— Aim of the exercise —
Only lines holding the string "Karte" are wanted; copy each one from the material.

— Data records —
########################################
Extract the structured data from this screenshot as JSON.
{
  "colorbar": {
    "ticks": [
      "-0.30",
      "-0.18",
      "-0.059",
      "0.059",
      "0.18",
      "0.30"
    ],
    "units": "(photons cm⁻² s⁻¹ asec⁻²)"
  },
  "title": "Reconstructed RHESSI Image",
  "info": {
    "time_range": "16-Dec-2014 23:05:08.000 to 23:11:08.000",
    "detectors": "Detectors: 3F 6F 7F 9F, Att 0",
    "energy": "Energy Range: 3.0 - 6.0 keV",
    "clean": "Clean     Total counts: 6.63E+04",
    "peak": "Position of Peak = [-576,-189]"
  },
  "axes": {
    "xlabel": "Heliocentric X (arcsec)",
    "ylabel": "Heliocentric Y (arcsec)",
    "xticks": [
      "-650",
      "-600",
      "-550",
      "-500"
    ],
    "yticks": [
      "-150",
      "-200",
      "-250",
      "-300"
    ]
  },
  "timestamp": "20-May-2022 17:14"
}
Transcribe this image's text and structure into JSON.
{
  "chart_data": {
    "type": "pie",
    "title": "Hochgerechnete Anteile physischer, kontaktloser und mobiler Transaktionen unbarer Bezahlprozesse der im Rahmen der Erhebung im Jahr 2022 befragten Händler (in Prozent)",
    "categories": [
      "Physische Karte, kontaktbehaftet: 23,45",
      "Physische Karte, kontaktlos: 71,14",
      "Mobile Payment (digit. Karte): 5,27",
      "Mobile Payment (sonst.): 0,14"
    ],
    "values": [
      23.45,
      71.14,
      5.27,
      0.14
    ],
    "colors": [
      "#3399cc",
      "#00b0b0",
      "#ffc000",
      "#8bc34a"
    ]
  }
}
########################################
— Output below —
      "Physische Karte, kontaktbehaftet: 23,45",
      "Physische Karte, kontaktlos: 71,14",
      "Mobile Payment (digit. Karte): 5,27",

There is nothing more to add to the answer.